— start of PROVIDED ENTRIES —
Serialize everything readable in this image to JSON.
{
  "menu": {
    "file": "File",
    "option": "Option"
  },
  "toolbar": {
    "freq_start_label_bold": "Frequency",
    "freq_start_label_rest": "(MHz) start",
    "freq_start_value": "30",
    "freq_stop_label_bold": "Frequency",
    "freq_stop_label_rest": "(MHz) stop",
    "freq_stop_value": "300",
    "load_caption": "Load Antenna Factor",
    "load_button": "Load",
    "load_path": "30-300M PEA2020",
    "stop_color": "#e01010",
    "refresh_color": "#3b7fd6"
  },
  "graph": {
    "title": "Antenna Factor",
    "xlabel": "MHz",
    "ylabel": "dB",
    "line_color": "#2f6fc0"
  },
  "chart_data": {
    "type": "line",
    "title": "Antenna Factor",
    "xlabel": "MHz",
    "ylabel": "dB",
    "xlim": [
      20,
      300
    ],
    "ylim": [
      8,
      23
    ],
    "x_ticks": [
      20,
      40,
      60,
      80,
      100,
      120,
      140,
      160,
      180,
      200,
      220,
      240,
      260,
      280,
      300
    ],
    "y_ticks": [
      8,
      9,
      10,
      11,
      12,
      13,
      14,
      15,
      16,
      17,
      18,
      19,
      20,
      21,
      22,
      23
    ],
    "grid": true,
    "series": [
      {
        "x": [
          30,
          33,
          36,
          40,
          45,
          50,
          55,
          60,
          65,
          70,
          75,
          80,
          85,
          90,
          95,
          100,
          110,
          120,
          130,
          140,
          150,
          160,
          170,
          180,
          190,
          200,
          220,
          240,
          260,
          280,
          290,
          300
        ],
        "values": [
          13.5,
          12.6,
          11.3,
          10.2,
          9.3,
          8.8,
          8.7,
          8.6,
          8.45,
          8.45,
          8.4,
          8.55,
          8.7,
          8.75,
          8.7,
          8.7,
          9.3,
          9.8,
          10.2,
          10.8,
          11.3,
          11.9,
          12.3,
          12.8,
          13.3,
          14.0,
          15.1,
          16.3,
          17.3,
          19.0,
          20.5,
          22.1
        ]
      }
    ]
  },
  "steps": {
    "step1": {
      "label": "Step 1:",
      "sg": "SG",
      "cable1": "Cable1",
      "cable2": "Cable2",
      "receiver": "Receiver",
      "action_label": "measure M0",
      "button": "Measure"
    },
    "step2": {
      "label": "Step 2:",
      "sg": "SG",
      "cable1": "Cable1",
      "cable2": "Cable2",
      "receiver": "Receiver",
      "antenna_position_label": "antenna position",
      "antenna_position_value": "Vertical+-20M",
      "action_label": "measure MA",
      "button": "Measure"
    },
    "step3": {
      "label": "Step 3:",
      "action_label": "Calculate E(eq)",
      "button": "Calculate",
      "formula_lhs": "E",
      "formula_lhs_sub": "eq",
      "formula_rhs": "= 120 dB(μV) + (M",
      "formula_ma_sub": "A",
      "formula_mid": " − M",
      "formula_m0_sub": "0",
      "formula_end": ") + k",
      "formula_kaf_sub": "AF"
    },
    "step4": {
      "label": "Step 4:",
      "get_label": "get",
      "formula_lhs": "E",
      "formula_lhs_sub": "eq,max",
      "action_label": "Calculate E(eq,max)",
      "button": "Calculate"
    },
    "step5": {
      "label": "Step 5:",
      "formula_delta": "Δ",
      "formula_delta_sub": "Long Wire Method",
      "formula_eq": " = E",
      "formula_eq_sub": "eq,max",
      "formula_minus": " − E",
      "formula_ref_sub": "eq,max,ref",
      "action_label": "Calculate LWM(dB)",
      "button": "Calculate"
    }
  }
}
— end of PROVIDED ENTRIES —
**PROBLEM DESCRIPTION:** Produce an exact copy of the whole listing.

**WRITTEN RESPONSE:**
Serialize everything readable in this image to JSON.
{
  "menu": {
    "file": "File",
    "option": "Option"
  },
  "toolbar": {
    "freq_start_label_bold": "Frequency",
    "freq_start_label_rest": "(MHz) start",
    "freq_start_value": "30",
    "freq_stop_label_bold": "Frequency",
    "freq_stop_label_rest": "(MHz) stop",
    "freq_stop_value": "300",
    "load_caption": "Load Antenna Factor",
    "load_button": "Load",
    "load_path": "30-300M PEA2020",
    "stop_color": "#e01010",
    "refresh_color": "#3b7fd6"
  },
  "graph": {
    "title": "Antenna Factor",
    "xlabel": "MHz",
    "ylabel": "dB",
    "line_color": "#2f6fc0"
  },
  "chart_data": {
    "type": "line",
    "title": "Antenna Factor",
    "xlabel": "MHz",
    "ylabel": "dB",
    "xlim": [
      20,
      300
    ],
    "ylim": [
      8,
      23
    ],
    "x_ticks": [
      20,
      40,
      60,
      80,
      100,
      120,
      140,
      160,
      180,
      200,
      220,
      240,
      260,
      280,
      300
    ],
    "y_ticks": [
      8,
      9,
      10,
      11,
      12,
      13,
      14,
      15,
      16,
      17,
      18,
      19,
      20,
      21,
      22,
      23
    ],
    "grid": true,
    "series": [
      {
        "x": [
          30,
          33,
          36,
          40,
          45,
          50,
          55,
          60,
          65,
          70,
          75,
          80,
          85,
          90,
          95,
          100,
          110,
          120,
          130,
          140,
          150,
          160,
          170,
          180,
          190,
          200,
          220,
          240,
          260,
          280,
          290,
          300
        ],
        "values": [
          13.5,
          12.6,
          11.3,
          10.2,
          9.3,
          8.8,
          8.7,
          8.6,
          8.45,
          8.45,
          8.4,
          8.55,
          8.7,
          8.75,
          8.7,
          8.7,
          9.3,
          9.8,
          10.2,
          10.8,
          11.3,
          11.9,
          12.3,
          12.8,
          13.3,
          14.0,
          15.1,
          16.3,
          17.3,
          19.0,
          20.5,
          22.1
        ]
      }
    ]
  },
  "steps": {
    "step1": {
      "label": "Step 1:",
      "sg": "SG",
      "cable1": "Cable1",
      "cable2": "Cable2",
      "receiver": "Receiver",
      "action_label": "measure M0",
      "button": "Measure"
    },
    "step2": {
      "label": "Step 2:",
      "sg": "SG",
      "cable1": "Cable1",
      "cable2": "Cable2",
      "receiver": "Receiver",
      "antenna_position_label": "antenna position",
      "antenna_position_value": "Vertical+-20M",
      "action_label": "measure MA",
      "button": "Measure"
    },
    "step3": {
      "label": "Step 3:",
      "action_label": "Calculate E(eq)",
      "button": "Calculate",
      "formula_lhs": "E",
      "formula_lhs_sub": "eq",
      "formula_rhs": "= 120 dB(μV) + (M",
      "formula_ma_sub": "A",
      "formula_mid": " − M",
      "formula_m0_sub": "0",
      "formula_end": ") + k",
      "formula_kaf_sub": "AF"
    },
    "step4": {
      "label": "Step 4:",
      "get_label": "get",
      "formula_lhs": "E",
      "formula_lhs_sub": "eq,max",
      "action_label": "Calculate E(eq,max)",
      "button": "Calculate"
    },
    "step5": {
      "label": "Step 5:",
      "formula_delta": "Δ",
      "formula_delta_sub": "Long Wire Method",
      "formula_eq": " = E",
      "formula_eq_sub": "eq,max",
      "formula_minus": " − E",
      "formula_ref_sub": "eq,max,ref",
      "action_label": "Calculate LWM(dB)",
      "button": "Calculate"
    }
  }
}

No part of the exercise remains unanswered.